**Task description**
Every single entry that follows is to be retyped exactly.
======
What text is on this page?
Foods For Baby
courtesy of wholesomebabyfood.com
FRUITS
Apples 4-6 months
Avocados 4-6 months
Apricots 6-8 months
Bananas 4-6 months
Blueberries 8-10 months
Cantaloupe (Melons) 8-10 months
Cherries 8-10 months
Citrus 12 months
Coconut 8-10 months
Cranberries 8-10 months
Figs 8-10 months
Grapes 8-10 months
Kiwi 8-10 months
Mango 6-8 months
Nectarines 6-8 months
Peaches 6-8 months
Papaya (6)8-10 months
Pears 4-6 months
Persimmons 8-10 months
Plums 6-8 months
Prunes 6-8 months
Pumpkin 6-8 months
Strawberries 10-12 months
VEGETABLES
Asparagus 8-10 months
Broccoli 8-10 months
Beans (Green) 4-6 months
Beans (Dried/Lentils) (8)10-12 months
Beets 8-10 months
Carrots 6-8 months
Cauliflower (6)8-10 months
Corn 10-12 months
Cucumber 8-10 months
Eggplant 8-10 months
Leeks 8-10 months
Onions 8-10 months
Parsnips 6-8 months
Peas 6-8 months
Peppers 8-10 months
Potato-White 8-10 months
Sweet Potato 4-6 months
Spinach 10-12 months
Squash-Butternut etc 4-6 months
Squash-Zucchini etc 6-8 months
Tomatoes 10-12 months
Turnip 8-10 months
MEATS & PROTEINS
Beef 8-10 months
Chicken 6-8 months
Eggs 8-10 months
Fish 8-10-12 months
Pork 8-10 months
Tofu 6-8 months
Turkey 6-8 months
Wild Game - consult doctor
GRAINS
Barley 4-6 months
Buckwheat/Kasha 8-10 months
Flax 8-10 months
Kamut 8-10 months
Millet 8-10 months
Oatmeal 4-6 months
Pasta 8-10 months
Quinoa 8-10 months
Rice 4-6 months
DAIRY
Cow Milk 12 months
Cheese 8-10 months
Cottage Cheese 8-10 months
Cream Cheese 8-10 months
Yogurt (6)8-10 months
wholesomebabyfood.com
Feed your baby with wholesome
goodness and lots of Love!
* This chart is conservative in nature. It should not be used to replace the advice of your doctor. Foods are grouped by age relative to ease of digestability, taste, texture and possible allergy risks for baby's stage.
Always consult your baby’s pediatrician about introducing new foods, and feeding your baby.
======
**Response area**
What text is on this page?
Foods For Baby
courtesy of wholesomebabyfood.com
FRUITS
Apples 4-6 months
Avocados 4-6 months
Apricots 6-8 months
Bananas 4-6 months
Blueberries 8-10 months
Cantaloupe (Melons) 8-10 months
Cherries 8-10 months
Citrus 12 months
Coconut 8-10 months
Cranberries 8-10 months
Figs 8-10 months
Grapes 8-10 months
Kiwi 8-10 months
Mango 6-8 months
Nectarines 6-8 months
Peaches 6-8 months
Papaya (6)8-10 months
Pears 4-6 months
Persimmons 8-10 months
Plums 6-8 months
Prunes 6-8 months
Pumpkin 6-8 months
Strawberries 10-12 months
VEGETABLES
Asparagus 8-10 months
Broccoli 8-10 months
Beans (Green) 4-6 months
Beans (Dried/Lentils) (8)10-12 months
Beets 8-10 months
Carrots 6-8 months
Cauliflower (6)8-10 months
Corn 10-12 months
Cucumber 8-10 months
Eggplant 8-10 months
Leeks 8-10 months
Onions 8-10 months
Parsnips 6-8 months
Peas 6-8 months
Peppers 8-10 months
Potato-White 8-10 months
Sweet Potato 4-6 months
Spinach 10-12 months
Squash-Butternut etc 4-6 months
Squash-Zucchini etc 6-8 months
Tomatoes 10-12 months
Turnip 8-10 months
MEATS & PROTEINS
Beef 8-10 months
Chicken 6-8 months
Eggs 8-10 months
Fish 8-10-12 months
Pork 8-10 months
Tofu 6-8 months
Turkey 6-8 months
Wild Game - consult doctor
GRAINS
Barley 4-6 months
Buckwheat/Kasha 8-10 months
Flax 8-10 months
Kamut 8-10 months
Millet 8-10 months
Oatmeal 4-6 months
Pasta 8-10 months
Quinoa 8-10 months
Rice 4-6 months
DAIRY
Cow Milk 12 months
Cheese 8-10 months
Cottage Cheese 8-10 months
Cream Cheese 8-10 months
Yogurt (6)8-10 months
wholesomebabyfood.com
Feed your baby with wholesome
goodness and lots of Love!
* This chart is conservative in nature. It should not be used to replace the advice of your doctor. Foods are grouped by age relative to ease of digestability, taste, texture and possible allergy risks for baby's stage.
Always consult your baby’s pediatrician about introducing new foods, and feeding your baby.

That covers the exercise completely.